Set task
What is the number of lines in these entries that include "this"? Write that number and no other text.

Data supplied
..............................
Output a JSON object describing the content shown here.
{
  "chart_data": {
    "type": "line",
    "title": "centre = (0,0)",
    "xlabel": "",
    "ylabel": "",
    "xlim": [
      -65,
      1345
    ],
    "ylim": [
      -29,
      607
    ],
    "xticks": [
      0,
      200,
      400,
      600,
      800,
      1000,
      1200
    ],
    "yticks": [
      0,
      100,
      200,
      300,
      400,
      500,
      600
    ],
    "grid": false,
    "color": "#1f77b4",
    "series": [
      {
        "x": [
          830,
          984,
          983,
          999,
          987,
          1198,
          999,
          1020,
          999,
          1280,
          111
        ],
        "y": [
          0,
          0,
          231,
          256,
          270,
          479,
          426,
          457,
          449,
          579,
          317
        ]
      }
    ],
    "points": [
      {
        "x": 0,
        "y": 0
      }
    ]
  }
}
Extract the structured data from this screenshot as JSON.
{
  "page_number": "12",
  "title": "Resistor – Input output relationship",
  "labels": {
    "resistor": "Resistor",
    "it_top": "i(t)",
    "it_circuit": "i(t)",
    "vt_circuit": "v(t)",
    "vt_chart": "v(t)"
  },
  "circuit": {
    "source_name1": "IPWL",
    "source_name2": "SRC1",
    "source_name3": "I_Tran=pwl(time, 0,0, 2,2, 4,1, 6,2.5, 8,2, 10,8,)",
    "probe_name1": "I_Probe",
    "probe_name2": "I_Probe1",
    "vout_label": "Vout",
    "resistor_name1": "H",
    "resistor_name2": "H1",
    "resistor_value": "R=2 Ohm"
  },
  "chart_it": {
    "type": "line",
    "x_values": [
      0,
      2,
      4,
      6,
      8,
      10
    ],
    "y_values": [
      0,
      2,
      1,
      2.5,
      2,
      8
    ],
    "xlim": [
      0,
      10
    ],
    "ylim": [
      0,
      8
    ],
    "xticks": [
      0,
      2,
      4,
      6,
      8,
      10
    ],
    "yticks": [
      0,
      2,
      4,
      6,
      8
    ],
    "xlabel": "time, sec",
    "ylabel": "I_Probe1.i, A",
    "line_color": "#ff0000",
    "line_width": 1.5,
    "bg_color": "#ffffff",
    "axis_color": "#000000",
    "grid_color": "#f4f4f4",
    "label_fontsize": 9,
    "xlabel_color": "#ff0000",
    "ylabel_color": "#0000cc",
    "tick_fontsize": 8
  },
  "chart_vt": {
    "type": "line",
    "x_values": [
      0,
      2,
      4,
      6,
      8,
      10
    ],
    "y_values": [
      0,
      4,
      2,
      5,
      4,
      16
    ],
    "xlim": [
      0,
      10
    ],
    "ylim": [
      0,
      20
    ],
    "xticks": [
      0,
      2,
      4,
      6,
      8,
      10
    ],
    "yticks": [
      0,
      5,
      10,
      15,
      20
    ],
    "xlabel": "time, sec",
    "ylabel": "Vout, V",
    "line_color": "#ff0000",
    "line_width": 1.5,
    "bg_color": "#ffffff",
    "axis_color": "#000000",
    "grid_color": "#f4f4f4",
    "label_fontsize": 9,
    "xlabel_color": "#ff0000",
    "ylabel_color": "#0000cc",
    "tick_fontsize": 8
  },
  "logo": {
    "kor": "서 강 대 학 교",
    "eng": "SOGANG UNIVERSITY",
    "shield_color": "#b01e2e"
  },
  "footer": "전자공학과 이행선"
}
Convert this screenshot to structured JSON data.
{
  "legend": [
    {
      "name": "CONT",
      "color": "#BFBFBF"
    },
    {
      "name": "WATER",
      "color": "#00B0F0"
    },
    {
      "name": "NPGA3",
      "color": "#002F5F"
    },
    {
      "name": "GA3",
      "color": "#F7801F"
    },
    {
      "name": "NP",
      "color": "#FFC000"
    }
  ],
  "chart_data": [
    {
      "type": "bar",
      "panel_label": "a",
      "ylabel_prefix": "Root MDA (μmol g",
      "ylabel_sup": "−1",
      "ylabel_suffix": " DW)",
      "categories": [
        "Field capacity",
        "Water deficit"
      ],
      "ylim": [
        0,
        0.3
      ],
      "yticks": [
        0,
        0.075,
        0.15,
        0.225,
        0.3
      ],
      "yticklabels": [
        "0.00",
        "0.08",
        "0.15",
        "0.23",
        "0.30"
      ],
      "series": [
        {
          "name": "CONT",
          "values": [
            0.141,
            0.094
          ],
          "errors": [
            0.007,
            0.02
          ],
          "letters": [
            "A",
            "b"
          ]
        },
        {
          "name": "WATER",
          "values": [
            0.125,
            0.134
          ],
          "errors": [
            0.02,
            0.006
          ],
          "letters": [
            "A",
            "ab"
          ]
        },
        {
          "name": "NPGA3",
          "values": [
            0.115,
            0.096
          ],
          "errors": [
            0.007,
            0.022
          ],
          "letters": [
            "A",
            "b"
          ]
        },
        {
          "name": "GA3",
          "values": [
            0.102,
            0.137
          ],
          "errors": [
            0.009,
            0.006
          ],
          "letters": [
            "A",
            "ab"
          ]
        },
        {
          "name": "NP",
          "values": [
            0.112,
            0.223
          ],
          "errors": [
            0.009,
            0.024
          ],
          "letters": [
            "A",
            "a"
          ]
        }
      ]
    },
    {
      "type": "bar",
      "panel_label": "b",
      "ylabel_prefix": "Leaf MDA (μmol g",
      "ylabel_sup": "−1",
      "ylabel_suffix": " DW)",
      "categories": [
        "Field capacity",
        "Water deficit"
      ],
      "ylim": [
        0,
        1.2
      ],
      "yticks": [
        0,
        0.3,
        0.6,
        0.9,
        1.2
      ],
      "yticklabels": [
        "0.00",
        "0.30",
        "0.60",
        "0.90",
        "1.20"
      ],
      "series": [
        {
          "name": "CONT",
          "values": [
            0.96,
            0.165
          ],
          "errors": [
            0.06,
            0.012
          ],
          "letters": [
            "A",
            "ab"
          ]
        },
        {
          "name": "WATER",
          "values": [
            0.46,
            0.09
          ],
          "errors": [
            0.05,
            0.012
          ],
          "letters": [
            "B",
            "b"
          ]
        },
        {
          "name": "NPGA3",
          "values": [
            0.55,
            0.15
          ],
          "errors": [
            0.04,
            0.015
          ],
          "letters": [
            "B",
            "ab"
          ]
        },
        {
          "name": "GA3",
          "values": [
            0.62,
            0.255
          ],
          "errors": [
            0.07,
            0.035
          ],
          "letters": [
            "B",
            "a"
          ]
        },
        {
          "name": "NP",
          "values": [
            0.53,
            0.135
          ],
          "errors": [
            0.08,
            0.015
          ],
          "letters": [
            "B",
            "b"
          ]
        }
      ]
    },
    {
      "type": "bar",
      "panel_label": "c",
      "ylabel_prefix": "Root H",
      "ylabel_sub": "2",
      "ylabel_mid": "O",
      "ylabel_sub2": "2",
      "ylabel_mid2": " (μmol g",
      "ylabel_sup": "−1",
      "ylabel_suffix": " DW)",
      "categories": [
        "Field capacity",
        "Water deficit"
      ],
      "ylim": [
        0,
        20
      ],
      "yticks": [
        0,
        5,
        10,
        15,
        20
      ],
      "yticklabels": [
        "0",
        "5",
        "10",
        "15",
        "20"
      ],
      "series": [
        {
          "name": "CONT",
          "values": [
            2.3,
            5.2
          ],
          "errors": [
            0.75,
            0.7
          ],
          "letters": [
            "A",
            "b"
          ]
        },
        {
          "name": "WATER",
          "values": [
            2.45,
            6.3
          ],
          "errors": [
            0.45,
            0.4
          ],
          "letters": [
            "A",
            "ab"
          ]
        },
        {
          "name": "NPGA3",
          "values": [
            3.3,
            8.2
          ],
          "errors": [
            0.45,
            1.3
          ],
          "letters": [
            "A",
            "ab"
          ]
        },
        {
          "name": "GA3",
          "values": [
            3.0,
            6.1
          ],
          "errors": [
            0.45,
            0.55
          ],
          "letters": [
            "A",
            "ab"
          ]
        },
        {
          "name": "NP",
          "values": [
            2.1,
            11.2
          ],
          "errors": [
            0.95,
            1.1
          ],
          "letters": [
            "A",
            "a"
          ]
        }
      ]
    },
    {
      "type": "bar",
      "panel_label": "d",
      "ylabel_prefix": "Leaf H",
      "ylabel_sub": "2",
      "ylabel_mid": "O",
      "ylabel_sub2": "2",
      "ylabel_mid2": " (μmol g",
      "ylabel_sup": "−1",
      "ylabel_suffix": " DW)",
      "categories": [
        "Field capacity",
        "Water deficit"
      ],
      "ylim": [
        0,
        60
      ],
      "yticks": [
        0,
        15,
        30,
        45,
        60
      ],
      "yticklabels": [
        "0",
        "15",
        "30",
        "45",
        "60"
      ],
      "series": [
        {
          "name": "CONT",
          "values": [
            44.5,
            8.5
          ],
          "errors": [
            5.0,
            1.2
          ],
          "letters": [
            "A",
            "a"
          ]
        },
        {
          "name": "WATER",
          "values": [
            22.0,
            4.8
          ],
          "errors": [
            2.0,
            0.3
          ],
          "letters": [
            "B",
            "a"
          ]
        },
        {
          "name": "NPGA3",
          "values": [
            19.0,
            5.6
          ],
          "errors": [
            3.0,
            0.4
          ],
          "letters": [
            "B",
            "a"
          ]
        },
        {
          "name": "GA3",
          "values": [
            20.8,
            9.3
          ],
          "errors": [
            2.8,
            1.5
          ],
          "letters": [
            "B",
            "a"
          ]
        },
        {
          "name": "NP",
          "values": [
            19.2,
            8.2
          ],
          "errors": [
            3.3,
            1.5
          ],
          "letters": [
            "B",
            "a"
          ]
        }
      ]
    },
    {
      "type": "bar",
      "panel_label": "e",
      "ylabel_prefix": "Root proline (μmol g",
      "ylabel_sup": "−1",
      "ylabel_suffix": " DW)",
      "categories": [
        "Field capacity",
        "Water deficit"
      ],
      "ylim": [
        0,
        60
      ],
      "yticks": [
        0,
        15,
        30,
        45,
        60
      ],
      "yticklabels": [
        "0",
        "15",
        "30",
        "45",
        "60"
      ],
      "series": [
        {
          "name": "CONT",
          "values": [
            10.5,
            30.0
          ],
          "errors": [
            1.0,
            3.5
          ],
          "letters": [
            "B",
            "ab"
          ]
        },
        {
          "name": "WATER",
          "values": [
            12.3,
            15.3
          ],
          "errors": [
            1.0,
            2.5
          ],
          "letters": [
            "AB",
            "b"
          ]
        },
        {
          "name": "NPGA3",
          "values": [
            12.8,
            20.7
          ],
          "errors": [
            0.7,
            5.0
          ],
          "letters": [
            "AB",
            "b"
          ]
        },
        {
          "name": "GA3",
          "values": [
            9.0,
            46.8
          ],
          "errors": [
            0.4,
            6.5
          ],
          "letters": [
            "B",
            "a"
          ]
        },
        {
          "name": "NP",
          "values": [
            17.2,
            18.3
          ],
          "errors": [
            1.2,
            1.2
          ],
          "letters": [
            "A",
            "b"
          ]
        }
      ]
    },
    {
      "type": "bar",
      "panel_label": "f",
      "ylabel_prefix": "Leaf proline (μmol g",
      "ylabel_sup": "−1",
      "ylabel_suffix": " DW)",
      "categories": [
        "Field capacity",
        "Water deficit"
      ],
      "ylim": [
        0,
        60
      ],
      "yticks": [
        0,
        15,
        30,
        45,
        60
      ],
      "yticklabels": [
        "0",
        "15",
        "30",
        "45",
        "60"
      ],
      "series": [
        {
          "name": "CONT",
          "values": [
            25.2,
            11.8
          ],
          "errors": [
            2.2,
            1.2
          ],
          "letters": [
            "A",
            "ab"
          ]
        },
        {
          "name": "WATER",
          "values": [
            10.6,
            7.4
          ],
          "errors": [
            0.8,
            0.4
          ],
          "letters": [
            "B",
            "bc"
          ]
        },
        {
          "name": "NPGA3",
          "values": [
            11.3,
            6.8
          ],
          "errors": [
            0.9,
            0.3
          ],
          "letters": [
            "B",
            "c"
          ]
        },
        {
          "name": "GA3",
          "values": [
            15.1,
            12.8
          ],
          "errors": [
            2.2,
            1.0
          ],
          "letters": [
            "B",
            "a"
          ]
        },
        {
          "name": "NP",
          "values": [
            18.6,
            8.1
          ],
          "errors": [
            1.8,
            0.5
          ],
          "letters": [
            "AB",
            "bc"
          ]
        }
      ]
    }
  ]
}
..............................
Task response
2